> _EXERCISE_
Retype the material in full, keeping every word the same.

> _EXCERPTED RECORDS_
# # #
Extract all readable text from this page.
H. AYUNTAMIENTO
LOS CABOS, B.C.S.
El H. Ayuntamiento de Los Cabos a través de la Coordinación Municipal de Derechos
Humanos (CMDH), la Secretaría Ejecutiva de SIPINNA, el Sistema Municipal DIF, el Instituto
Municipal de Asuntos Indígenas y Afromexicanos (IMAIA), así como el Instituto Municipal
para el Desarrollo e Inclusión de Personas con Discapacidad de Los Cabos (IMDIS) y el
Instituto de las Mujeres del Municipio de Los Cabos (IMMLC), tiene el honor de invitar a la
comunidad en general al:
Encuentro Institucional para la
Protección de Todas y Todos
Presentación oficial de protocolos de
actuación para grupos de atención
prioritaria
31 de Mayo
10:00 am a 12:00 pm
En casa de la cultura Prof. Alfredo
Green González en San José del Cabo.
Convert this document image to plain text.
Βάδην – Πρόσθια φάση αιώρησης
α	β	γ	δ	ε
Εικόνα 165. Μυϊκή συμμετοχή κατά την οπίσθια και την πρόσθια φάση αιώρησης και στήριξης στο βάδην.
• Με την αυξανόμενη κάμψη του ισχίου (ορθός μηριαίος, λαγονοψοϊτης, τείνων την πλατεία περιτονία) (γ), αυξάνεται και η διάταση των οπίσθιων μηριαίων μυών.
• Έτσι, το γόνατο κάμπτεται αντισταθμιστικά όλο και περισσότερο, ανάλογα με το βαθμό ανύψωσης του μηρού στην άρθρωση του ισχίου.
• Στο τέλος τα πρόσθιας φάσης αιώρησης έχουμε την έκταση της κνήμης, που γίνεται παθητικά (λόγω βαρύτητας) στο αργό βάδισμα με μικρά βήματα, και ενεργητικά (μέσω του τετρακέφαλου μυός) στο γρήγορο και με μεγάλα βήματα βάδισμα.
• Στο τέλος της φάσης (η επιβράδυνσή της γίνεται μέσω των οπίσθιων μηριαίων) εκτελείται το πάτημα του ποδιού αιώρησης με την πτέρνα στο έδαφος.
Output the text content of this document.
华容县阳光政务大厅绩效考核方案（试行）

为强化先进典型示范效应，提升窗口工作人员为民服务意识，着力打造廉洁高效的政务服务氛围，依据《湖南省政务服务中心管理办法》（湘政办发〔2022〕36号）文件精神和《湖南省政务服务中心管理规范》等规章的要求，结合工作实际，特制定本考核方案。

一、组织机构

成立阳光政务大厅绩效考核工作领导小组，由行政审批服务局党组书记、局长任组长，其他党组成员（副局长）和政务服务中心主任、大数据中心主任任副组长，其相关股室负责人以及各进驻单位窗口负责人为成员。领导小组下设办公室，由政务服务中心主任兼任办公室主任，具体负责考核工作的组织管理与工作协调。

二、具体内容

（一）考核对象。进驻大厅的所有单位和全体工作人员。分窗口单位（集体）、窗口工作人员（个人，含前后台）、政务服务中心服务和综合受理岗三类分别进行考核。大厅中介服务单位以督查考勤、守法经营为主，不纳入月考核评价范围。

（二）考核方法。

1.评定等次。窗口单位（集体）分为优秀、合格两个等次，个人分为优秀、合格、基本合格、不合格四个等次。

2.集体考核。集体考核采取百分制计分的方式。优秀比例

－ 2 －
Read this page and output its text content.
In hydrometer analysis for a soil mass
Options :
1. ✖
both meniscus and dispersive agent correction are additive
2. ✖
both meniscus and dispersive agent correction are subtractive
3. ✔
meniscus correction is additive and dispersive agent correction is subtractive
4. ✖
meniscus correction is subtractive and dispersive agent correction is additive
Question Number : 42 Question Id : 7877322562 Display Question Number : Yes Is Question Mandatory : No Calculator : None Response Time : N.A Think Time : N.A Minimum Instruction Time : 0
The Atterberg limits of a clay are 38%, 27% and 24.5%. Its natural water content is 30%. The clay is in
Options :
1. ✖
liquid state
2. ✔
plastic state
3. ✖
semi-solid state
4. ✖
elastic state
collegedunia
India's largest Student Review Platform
# # #
> _ANSWER FOR THIS EXERCISE_
Extract all readable text from this page.
H. AYUNTAMIENTO
LOS CABOS, B.C.S.
El H. Ayuntamiento de Los Cabos a través de la Coordinación Municipal de Derechos
Humanos (CMDH), la Secretaría Ejecutiva de SIPINNA, el Sistema Municipal DIF, el Instituto
Municipal de Asuntos Indígenas y Afromexicanos (IMAIA), así como el Instituto Municipal
para el Desarrollo e Inclusión de Personas con Discapacidad de Los Cabos (IMDIS) y el
Instituto de las Mujeres del Municipio de Los Cabos (IMMLC), tiene el honor de invitar a la
comunidad en general al:
Encuentro Institucional para la
Protección de Todas y Todos
Presentación oficial de protocolos de
actuación para grupos de atención
prioritaria
31 de Mayo
10:00 am a 12:00 pm
En casa de la cultura Prof. Alfredo
Green González en San José del Cabo.
Convert this document image to plain text.
Βάδην – Πρόσθια φάση αιώρησης
α	β	γ	δ	ε
Εικόνα 165. Μυϊκή συμμετοχή κατά την οπίσθια και την πρόσθια φάση αιώρησης και στήριξης στο βάδην.
• Με την αυξανόμενη κάμψη του ισχίου (ορθός μηριαίος, λαγονοψοϊτης, τείνων την πλατεία περιτονία) (γ), αυξάνεται και η διάταση των οπίσθιων μηριαίων μυών.
• Έτσι, το γόνατο κάμπτεται αντισταθμιστικά όλο και περισσότερο, ανάλογα με το βαθμό ανύψωσης του μηρού στην άρθρωση του ισχίου.
• Στο τέλος τα πρόσθιας φάσης αιώρησης έχουμε την έκταση της κνήμης, που γίνεται παθητικά (λόγω βαρύτητας) στο αργό βάδισμα με μικρά βήματα, και ενεργητικά (μέσω του τετρακέφαλου μυός) στο γρήγορο και με μεγάλα βήματα βάδισμα.
• Στο τέλος της φάσης (η επιβράδυνσή της γίνεται μέσω των οπίσθιων μηριαίων) εκτελείται το πάτημα του ποδιού αιώρησης με την πτέρνα στο έδαφος.
Output the text content of this document.
华容县阳光政务大厅绩效考核方案（试行）

为强化先进典型示范效应，提升窗口工作人员为民服务意识，着力打造廉洁高效的政务服务氛围，依据《湖南省政务服务中心管理办法》（湘政办发〔2022〕36号）文件精神和《湖南省政务服务中心管理规范》等规章的要求，结合工作实际，特制定本考核方案。

一、组织机构

成立阳光政务大厅绩效考核工作领导小组，由行政审批服务局党组书记、局长任组长，其他党组成员（副局长）和政务服务中心主任、大数据中心主任任副组长，其相关股室负责人以及各进驻单位窗口负责人为成员。领导小组下设办公室，由政务服务中心主任兼任办公室主任，具体负责考核工作的组织管理与工作协调。

二、具体内容

（一）考核对象。进驻大厅的所有单位和全体工作人员。分窗口单位（集体）、窗口工作人员（个人，含前后台）、政务服务中心服务和综合受理岗三类分别进行考核。大厅中介服务单位以督查考勤、守法经营为主，不纳入月考核评价范围。

（二）考核方法。

1.评定等次。窗口单位（集体）分为优秀、合格两个等次，个人分为优秀、合格、基本合格、不合格四个等次。

2.集体考核。集体考核采取百分制计分的方式。优秀比例

－ 2 －
Read this page and output its text content.
In hydrometer analysis for a soil mass
Options :
1. ✖
both meniscus and dispersive agent correction are additive
2. ✖
both meniscus and dispersive agent correction are subtractive
3. ✔
meniscus correction is additive and dispersive agent correction is subtractive
4. ✖
meniscus correction is subtractive and dispersive agent correction is additive
Question Number : 42 Question Id : 7877322562 Display Question Number : Yes Is Question Mandatory : No Calculator : None Response Time : N.A Think Time : N.A Minimum Instruction Time : 0
The Atterberg limits of a clay are 38%, 27% and 24.5%. Its natural water content is 30%. The clay is in
Options :
1. ✖
liquid state
2. ✔
plastic state
3. ✖
semi-solid state
4. ✖
elastic state
collegedunia
India's largest Student Review Platform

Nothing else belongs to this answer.